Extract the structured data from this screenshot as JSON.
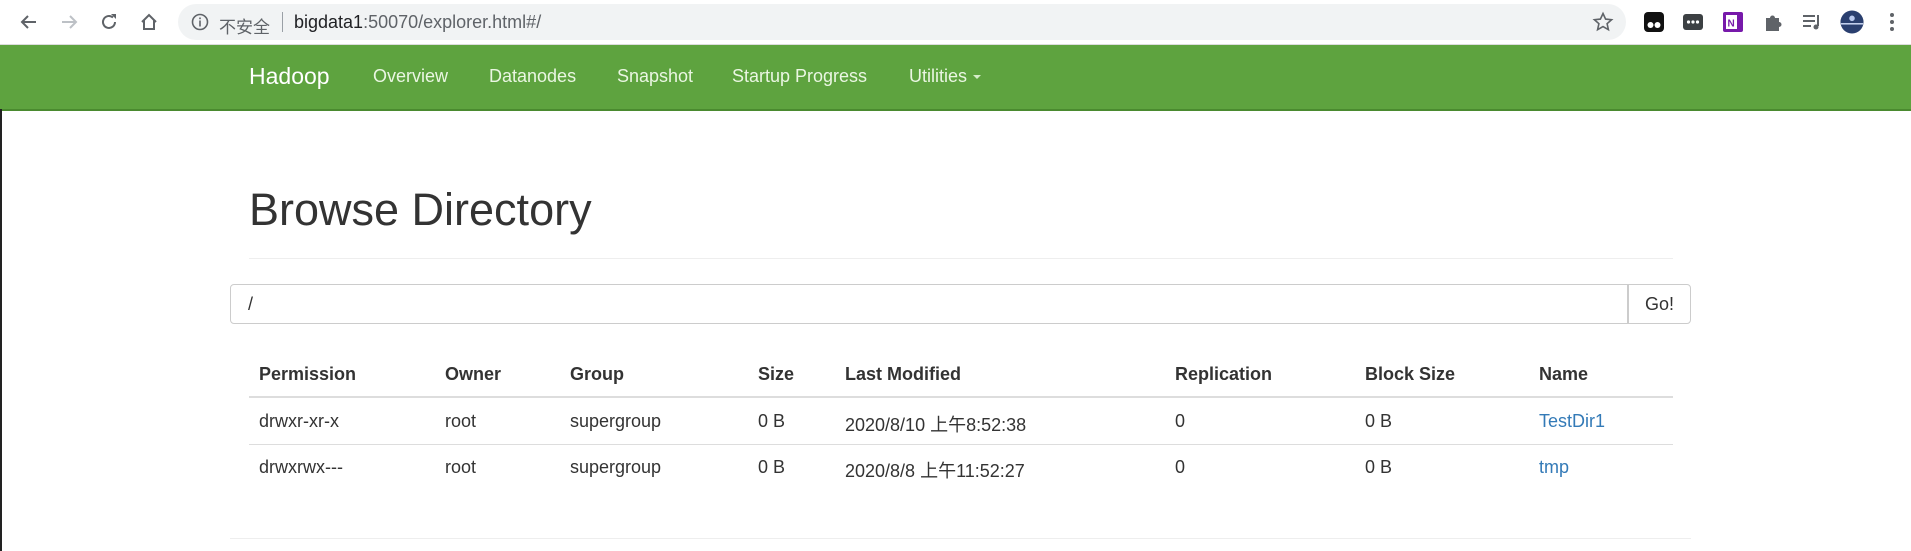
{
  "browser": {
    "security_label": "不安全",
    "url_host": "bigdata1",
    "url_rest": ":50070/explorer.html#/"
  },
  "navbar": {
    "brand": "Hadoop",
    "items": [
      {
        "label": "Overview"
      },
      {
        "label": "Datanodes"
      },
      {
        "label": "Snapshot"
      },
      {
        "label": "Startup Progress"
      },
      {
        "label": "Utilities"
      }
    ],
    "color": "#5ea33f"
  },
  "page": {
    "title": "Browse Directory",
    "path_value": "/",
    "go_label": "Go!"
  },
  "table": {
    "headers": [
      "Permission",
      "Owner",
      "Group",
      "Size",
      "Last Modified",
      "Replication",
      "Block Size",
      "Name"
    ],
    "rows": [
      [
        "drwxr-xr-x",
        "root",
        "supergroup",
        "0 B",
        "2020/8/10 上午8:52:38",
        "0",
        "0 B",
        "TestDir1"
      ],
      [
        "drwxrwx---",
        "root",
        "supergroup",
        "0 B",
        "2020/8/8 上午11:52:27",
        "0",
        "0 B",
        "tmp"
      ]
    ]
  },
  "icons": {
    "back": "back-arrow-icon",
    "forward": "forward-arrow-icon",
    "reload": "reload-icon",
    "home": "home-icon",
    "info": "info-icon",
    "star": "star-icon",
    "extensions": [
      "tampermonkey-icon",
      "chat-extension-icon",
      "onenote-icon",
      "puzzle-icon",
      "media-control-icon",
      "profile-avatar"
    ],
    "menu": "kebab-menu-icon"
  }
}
+ + + + + + +
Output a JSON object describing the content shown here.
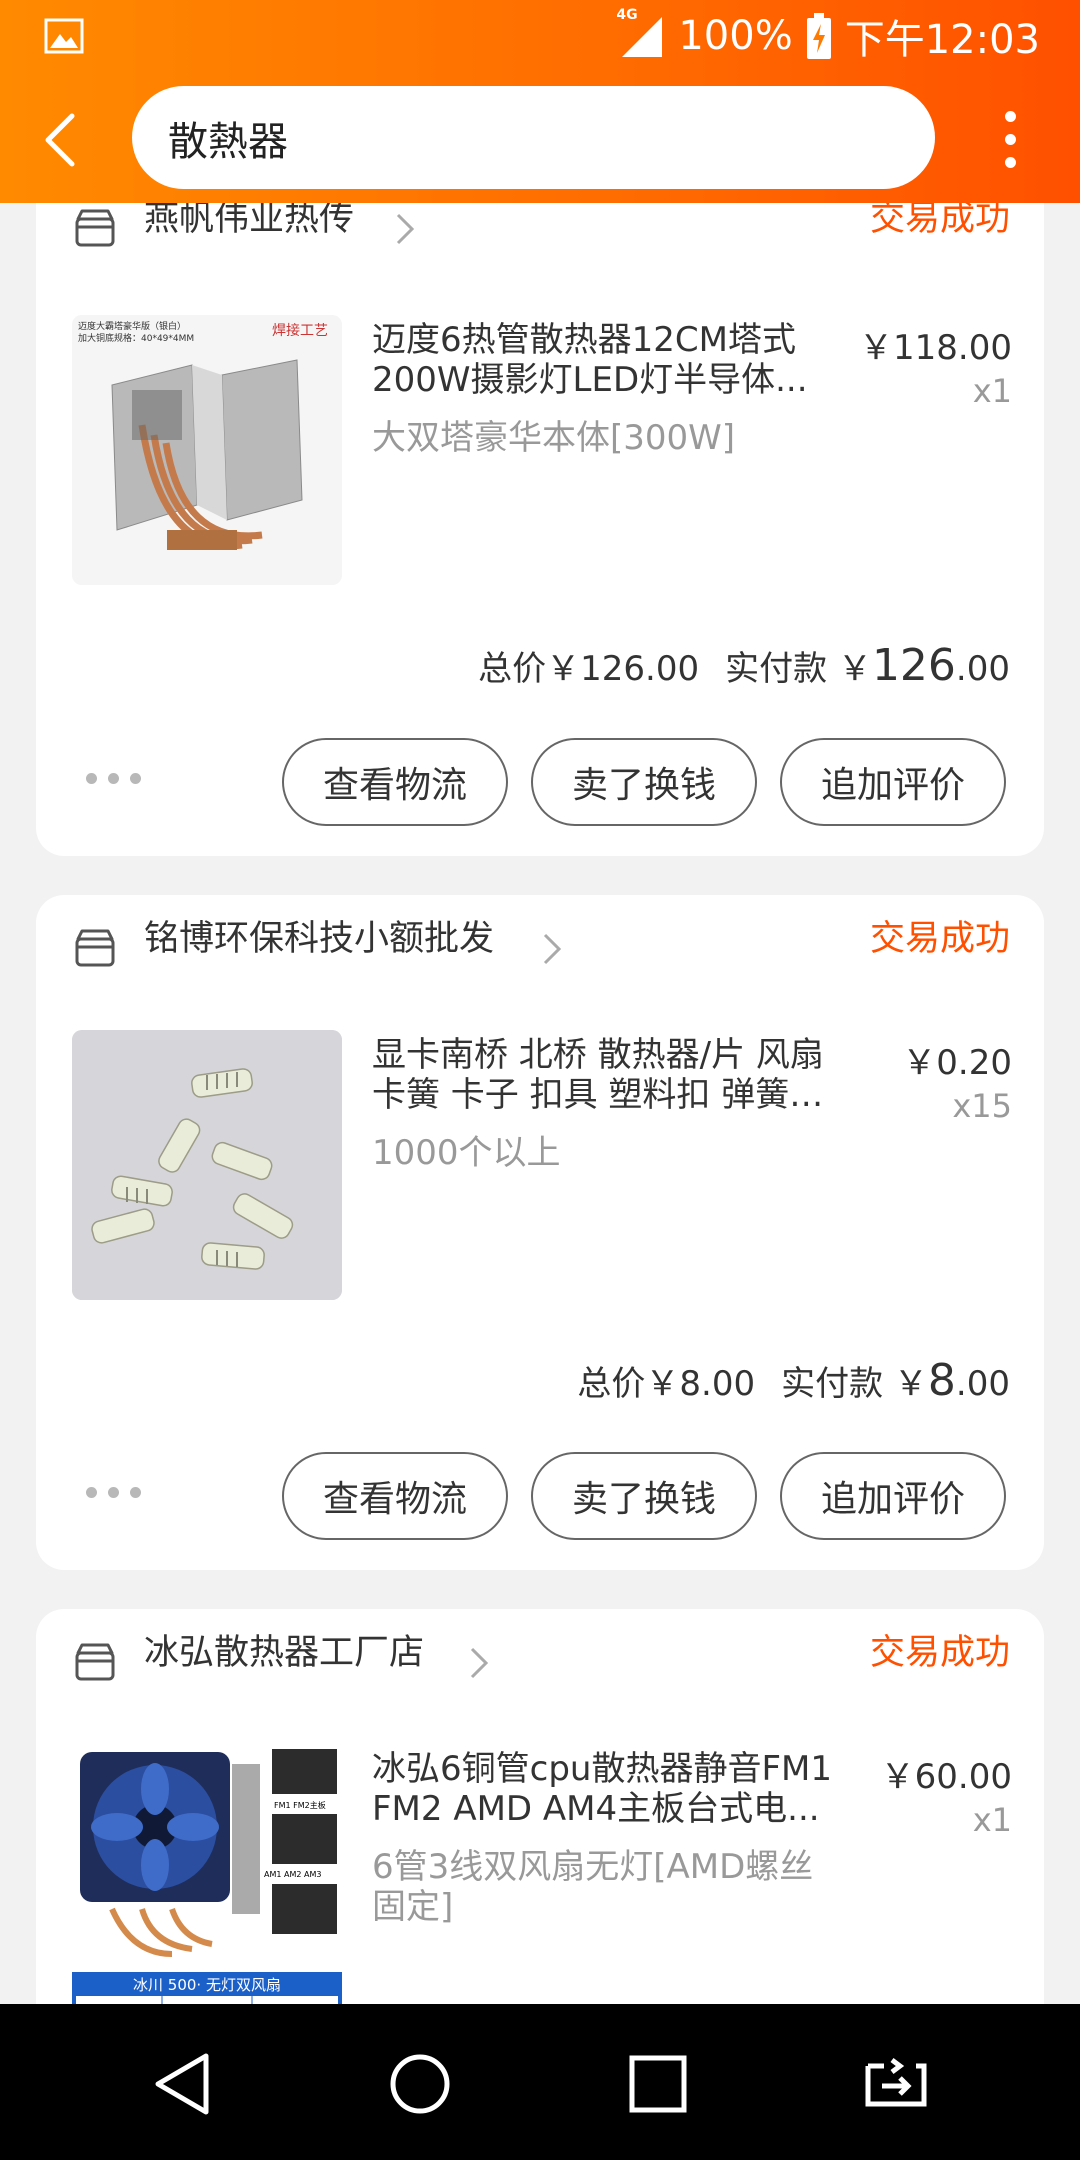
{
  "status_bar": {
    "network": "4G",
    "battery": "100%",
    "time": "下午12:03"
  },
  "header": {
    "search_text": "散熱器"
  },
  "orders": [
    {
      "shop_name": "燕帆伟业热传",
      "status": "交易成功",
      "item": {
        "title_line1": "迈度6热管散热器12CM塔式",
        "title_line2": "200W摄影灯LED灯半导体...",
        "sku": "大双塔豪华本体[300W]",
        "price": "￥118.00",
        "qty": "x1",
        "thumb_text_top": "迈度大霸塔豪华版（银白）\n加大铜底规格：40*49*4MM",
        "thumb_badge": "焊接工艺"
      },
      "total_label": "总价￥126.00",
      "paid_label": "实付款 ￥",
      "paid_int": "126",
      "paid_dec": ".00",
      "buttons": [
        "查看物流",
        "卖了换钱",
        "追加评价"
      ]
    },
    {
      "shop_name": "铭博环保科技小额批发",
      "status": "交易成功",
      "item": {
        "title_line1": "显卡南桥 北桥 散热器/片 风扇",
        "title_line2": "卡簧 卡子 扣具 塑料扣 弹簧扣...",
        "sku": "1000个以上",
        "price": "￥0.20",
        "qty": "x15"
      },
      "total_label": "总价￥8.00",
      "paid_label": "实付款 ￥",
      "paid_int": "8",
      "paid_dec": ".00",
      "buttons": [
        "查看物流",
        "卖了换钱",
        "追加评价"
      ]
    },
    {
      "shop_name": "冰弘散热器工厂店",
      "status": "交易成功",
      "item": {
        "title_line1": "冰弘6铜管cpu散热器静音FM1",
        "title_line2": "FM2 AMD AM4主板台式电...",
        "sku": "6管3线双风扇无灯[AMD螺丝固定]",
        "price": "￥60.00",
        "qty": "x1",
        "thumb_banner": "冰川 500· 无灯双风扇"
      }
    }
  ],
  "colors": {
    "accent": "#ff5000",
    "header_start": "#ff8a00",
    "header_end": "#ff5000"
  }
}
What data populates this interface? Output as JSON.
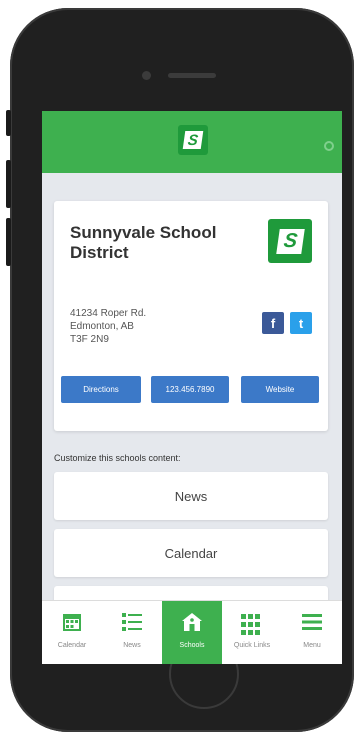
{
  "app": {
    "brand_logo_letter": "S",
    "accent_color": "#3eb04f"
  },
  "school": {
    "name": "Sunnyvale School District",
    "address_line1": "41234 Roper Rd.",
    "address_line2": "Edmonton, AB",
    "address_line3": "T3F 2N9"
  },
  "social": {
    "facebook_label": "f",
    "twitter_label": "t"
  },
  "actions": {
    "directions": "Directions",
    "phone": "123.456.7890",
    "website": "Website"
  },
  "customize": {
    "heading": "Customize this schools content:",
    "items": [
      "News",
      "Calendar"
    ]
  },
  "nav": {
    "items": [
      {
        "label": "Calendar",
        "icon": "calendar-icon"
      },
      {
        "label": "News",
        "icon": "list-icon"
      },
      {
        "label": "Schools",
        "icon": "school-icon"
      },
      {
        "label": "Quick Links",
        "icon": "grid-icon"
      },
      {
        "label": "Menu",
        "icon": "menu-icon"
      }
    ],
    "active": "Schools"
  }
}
+ + + + + + +
● Brief: Which lines hold the word "Output"? Copy each of them from the records.

● Reply to the task:
Output a JSON object describing the content shown here.
What data populates this interface? Output as JSON.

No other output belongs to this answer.